■ EXERCISE TASK ■
In your copy, reproduce the entries exactly as they are, minus the images.

■ DATA IN THIS EXERCISE ■
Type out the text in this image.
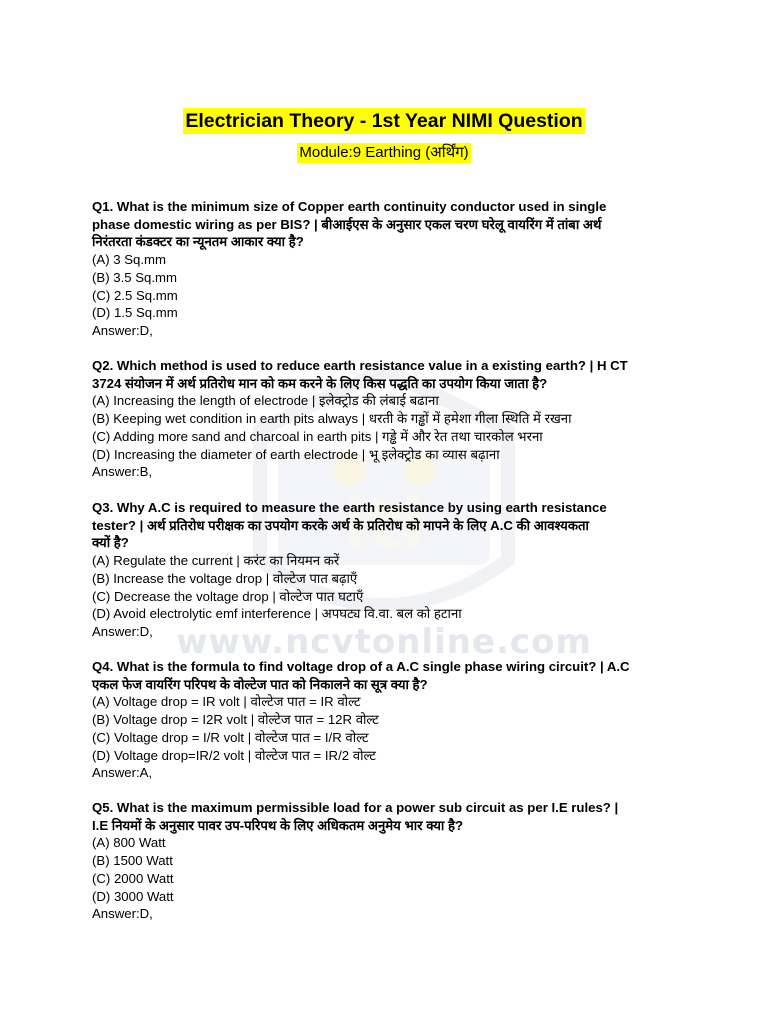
iti
www.ncvtonline.com
Electrician Theory - 1st Year NIMI Question
Module:9 Earthing (अर्थिंग)
Q1. What is the minimum size of Copper earth continuity conductor used in single
phase domestic wiring as per BIS? | बीआईएस के अनुसार एकल चरण घरेलू वायरिंग में तांबा अर्थ
निरंतरता कंडक्टर का न्यूनतम आकार क्या है?
(A) 3 Sq.mm
(B) 3.5 Sq.mm
(C) 2.5 Sq.mm
(D) 1.5 Sq.mm
Answer:D,
Q2. Which method is used to reduce earth resistance value in a existing earth? | H CT
3724 संयोजन में अर्थ प्रतिरोध मान को कम करने के लिए किस पद्धति का उपयोग किया जाता है?
(A) Increasing the length of electrode | इलेक्ट्रोड की लंबाई बढाना
(B) Keeping wet condition in earth pits always | धरती के गड्ढों में हमेशा गीला स्थिति में रखना
(C) Adding more sand and charcoal in earth pits | गड्ढे में और रेत तथा चारकोल भरना
(D) Increasing the diameter of earth electrode | भू इलेक्ट्रोड का व्यास बढ़ाना
Answer:B,
Q3. Why A.C is required to measure the earth resistance by using earth resistance
tester? | अर्थ प्रतिरोध परीक्षक का उपयोग करके अर्थ के प्रतिरोध को मापने के लिए A.C की आवश्यकता
क्यों है?
(A) Regulate the current | करंट का नियमन करें
(B) Increase the voltage drop | वोल्टेज पात बढ़ाएँ
(C) Decrease the voltage drop | वोल्टेज पात घटाएँ
(D) Avoid electrolytic emf interference | अपघट्य वि.वा. बल को हटाना
Answer:D,
Q4. What is the formula to find voltage drop of a A.C single phase wiring circuit? | A.C
एकल फेज वायरिंग परिपथ के वोल्टेज पात को निकालने का सूत्र क्या है?
(A) Voltage drop = IR volt | वोल्टेज पात = IR वोल्ट
(B) Voltage drop = I2R volt | वोल्टेज पात = 12R वोल्ट
(C) Voltage drop = I/R volt | वोल्टेज पात = I/R वोल्ट
(D) Voltage drop=IR/2 volt | वोल्टेज पात = IR/2 वोल्ट
Answer:A,
Q5. What is the maximum permissible load for a power sub circuit as per I.E rules? |
I.E नियमों के अनुसार पावर उप-परिपथ के लिए अधिकतम अनुमेय भार क्या है?
(A) 800 Watt
(B) 1500 Watt
(C) 2000 Watt
(D) 3000 Watt
Answer:D,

■ COMPLETED EXERCISE ■
Type out the text in this image.
iti
www.ncvtonline.com
Electrician Theory - 1st Year NIMI Question
Module:9 Earthing (अर्थिंग)
Q1. What is the minimum size of Copper earth continuity conductor used in single
phase domestic wiring as per BIS? | बीआईएस के अनुसार एकल चरण घरेलू वायरिंग में तांबा अर्थ
निरंतरता कंडक्टर का न्यूनतम आकार क्या है?
(A) 3 Sq.mm
(B) 3.5 Sq.mm
(C) 2.5 Sq.mm
(D) 1.5 Sq.mm
Answer:D,
Q2. Which method is used to reduce earth resistance value in a existing earth? | H CT
3724 संयोजन में अर्थ प्रतिरोध मान को कम करने के लिए किस पद्धति का उपयोग किया जाता है?
(A) Increasing the length of electrode | इलेक्ट्रोड की लंबाई बढाना
(B) Keeping wet condition in earth pits always | धरती के गड्ढों में हमेशा गीला स्थिति में रखना
(C) Adding more sand and charcoal in earth pits | गड्ढे में और रेत तथा चारकोल भरना
(D) Increasing the diameter of earth electrode | भू इलेक्ट्रोड का व्यास बढ़ाना
Answer:B,
Q3. Why A.C is required to measure the earth resistance by using earth resistance
tester? | अर्थ प्रतिरोध परीक्षक का उपयोग करके अर्थ के प्रतिरोध को मापने के लिए A.C की आवश्यकता
क्यों है?
(A) Regulate the current | करंट का नियमन करें
(B) Increase the voltage drop | वोल्टेज पात बढ़ाएँ
(C) Decrease the voltage drop | वोल्टेज पात घटाएँ
(D) Avoid electrolytic emf interference | अपघट्य वि.वा. बल को हटाना
Answer:D,
Q4. What is the formula to find voltage drop of a A.C single phase wiring circuit? | A.C
एकल फेज वायरिंग परिपथ के वोल्टेज पात को निकालने का सूत्र क्या है?
(A) Voltage drop = IR volt | वोल्टेज पात = IR वोल्ट
(B) Voltage drop = I2R volt | वोल्टेज पात = 12R वोल्ट
(C) Voltage drop = I/R volt | वोल्टेज पात = I/R वोल्ट
(D) Voltage drop=IR/2 volt | वोल्टेज पात = IR/2 वोल्ट
Answer:A,
Q5. What is the maximum permissible load for a power sub circuit as per I.E rules? |
I.E नियमों के अनुसार पावर उप-परिपथ के लिए अधिकतम अनुमेय भार क्या है?
(A) 800 Watt
(B) 1500 Watt
(C) 2000 Watt
(D) 3000 Watt
Answer:D,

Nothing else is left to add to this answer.